### [OBJECTIVE]
Every line of the material below should be repeated exactly.

═════ DATA TO PROCESS ═════

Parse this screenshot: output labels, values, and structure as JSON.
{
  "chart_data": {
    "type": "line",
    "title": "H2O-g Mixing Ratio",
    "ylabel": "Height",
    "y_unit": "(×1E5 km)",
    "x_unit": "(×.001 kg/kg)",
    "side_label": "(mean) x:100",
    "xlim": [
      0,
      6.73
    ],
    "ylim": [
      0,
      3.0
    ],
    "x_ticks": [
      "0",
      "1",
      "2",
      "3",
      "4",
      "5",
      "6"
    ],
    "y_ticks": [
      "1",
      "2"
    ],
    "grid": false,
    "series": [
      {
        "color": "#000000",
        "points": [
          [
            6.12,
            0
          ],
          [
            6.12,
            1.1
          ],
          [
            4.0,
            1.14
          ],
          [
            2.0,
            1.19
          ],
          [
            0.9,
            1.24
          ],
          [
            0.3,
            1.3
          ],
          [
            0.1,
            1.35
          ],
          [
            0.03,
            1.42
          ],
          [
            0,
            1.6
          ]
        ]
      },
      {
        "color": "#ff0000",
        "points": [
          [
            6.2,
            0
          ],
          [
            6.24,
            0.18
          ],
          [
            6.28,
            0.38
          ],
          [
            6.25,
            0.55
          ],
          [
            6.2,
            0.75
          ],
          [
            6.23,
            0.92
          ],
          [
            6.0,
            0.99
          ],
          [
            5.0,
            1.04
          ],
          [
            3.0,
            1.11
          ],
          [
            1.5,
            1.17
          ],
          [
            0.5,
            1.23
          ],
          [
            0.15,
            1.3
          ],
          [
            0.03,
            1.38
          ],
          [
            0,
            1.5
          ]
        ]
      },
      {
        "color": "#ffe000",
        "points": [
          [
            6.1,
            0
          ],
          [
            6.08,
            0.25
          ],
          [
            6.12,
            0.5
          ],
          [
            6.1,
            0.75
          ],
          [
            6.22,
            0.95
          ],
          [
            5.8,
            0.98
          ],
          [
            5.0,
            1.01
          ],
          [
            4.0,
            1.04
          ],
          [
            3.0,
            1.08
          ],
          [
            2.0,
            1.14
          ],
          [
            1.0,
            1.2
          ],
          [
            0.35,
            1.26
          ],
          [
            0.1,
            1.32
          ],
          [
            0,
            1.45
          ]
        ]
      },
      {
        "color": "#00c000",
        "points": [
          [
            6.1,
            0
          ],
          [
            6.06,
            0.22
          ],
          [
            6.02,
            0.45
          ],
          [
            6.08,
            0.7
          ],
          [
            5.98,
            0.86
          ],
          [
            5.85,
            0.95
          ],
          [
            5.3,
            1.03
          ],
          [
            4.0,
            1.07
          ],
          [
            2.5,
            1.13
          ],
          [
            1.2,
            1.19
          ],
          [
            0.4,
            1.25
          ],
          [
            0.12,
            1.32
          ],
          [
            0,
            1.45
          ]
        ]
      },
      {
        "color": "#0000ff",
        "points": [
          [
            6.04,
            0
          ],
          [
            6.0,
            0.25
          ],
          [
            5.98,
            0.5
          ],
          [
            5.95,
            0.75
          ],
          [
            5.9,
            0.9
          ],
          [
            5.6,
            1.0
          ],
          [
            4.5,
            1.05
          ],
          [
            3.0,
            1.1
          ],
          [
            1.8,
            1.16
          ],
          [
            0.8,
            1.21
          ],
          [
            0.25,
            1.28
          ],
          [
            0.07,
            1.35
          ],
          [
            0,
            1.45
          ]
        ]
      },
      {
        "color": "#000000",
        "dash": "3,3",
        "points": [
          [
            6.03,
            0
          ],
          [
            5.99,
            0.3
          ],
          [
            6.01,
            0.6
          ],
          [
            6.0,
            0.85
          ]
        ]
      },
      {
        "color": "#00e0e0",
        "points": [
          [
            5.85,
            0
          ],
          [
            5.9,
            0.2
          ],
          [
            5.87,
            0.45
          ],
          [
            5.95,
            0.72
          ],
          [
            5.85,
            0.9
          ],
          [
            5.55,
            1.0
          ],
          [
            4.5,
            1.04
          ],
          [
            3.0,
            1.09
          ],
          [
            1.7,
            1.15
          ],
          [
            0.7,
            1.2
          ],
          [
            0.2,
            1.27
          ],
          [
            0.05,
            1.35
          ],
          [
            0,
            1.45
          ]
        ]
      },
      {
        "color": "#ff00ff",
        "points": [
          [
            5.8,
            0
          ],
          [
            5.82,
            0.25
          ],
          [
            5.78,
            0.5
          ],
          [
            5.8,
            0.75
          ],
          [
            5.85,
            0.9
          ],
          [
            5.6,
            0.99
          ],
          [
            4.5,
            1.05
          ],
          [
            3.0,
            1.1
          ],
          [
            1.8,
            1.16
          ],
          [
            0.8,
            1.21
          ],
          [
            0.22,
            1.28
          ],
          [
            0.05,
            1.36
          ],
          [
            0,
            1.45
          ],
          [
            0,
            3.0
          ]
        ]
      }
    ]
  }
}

═════

### [TASK ANSWER]
Parse this screenshot: output labels, values, and structure as JSON.
{
  "chart_data": {
    "type": "line",
    "title": "H2O-g Mixing Ratio",
    "ylabel": "Height",
    "y_unit": "(×1E5 km)",
    "x_unit": "(×.001 kg/kg)",
    "side_label": "(mean) x:100",
    "xlim": [
      0,
      6.73
    ],
    "ylim": [
      0,
      3.0
    ],
    "x_ticks": [
      "0",
      "1",
      "2",
      "3",
      "4",
      "5",
      "6"
    ],
    "y_ticks": [
      "1",
      "2"
    ],
    "grid": false,
    "series": [
      {
        "color": "#000000",
        "points": [
          [
            6.12,
            0
          ],
          [
            6.12,
            1.1
          ],
          [
            4.0,
            1.14
          ],
          [
            2.0,
            1.19
          ],
          [
            0.9,
            1.24
          ],
          [
            0.3,
            1.3
          ],
          [
            0.1,
            1.35
          ],
          [
            0.03,
            1.42
          ],
          [
            0,
            1.6
          ]
        ]
      },
      {
        "color": "#ff0000",
        "points": [
          [
            6.2,
            0
          ],
          [
            6.24,
            0.18
          ],
          [
            6.28,
            0.38
          ],
          [
            6.25,
            0.55
          ],
          [
            6.2,
            0.75
          ],
          [
            6.23,
            0.92
          ],
          [
            6.0,
            0.99
          ],
          [
            5.0,
            1.04
          ],
          [
            3.0,
            1.11
          ],
          [
            1.5,
            1.17
          ],
          [
            0.5,
            1.23
          ],
          [
            0.15,
            1.3
          ],
          [
            0.03,
            1.38
          ],
          [
            0,
            1.5
          ]
        ]
      },
      {
        "color": "#ffe000",
        "points": [
          [
            6.1,
            0
          ],
          [
            6.08,
            0.25
          ],
          [
            6.12,
            0.5
          ],
          [
            6.1,
            0.75
          ],
          [
            6.22,
            0.95
          ],
          [
            5.8,
            0.98
          ],
          [
            5.0,
            1.01
          ],
          [
            4.0,
            1.04
          ],
          [
            3.0,
            1.08
          ],
          [
            2.0,
            1.14
          ],
          [
            1.0,
            1.2
          ],
          [
            0.35,
            1.26
          ],
          [
            0.1,
            1.32
          ],
          [
            0,
            1.45
          ]
        ]
      },
      {
        "color": "#00c000",
        "points": [
          [
            6.1,
            0
          ],
          [
            6.06,
            0.22
          ],
          [
            6.02,
            0.45
          ],
          [
            6.08,
            0.7
          ],
          [
            5.98,
            0.86
          ],
          [
            5.85,
            0.95
          ],
          [
            5.3,
            1.03
          ],
          [
            4.0,
            1.07
          ],
          [
            2.5,
            1.13
          ],
          [
            1.2,
            1.19
          ],
          [
            0.4,
            1.25
          ],
          [
            0.12,
            1.32
          ],
          [
            0,
            1.45
          ]
        ]
      },
      {
        "color": "#0000ff",
        "points": [
          [
            6.04,
            0
          ],
          [
            6.0,
            0.25
          ],
          [
            5.98,
            0.5
          ],
          [
            5.95,
            0.75
          ],
          [
            5.9,
            0.9
          ],
          [
            5.6,
            1.0
          ],
          [
            4.5,
            1.05
          ],
          [
            3.0,
            1.1
          ],
          [
            1.8,
            1.16
          ],
          [
            0.8,
            1.21
          ],
          [
            0.25,
            1.28
          ],
          [
            0.07,
            1.35
          ],
          [
            0,
            1.45
          ]
        ]
      },
      {
        "color": "#000000",
        "dash": "3,3",
        "points": [
          [
            6.03,
            0
          ],
          [
            5.99,
            0.3
          ],
          [
            6.01,
            0.6
          ],
          [
            6.0,
            0.85
          ]
        ]
      },
      {
        "color": "#00e0e0",
        "points": [
          [
            5.85,
            0
          ],
          [
            5.9,
            0.2
          ],
          [
            5.87,
            0.45
          ],
          [
            5.95,
            0.72
          ],
          [
            5.85,
            0.9
          ],
          [
            5.55,
            1.0
          ],
          [
            4.5,
            1.04
          ],
          [
            3.0,
            1.09
          ],
          [
            1.7,
            1.15
          ],
          [
            0.7,
            1.2
          ],
          [
            0.2,
            1.27
          ],
          [
            0.05,
            1.35
          ],
          [
            0,
            1.45
          ]
        ]
      },
      {
        "color": "#ff00ff",
        "points": [
          [
            5.8,
            0
          ],
          [
            5.82,
            0.25
          ],
          [
            5.78,
            0.5
          ],
          [
            5.8,
            0.75
          ],
          [
            5.85,
            0.9
          ],
          [
            5.6,
            0.99
          ],
          [
            4.5,
            1.05
          ],
          [
            3.0,
            1.1
          ],
          [
            1.8,
            1.16
          ],
          [
            0.8,
            1.21
          ],
          [
            0.22,
            1.28
          ],
          [
            0.05,
            1.36
          ],
          [
            0,
            1.45
          ],
          [
            0,
            3.0
          ]
        ]
      }
    ]
  }
}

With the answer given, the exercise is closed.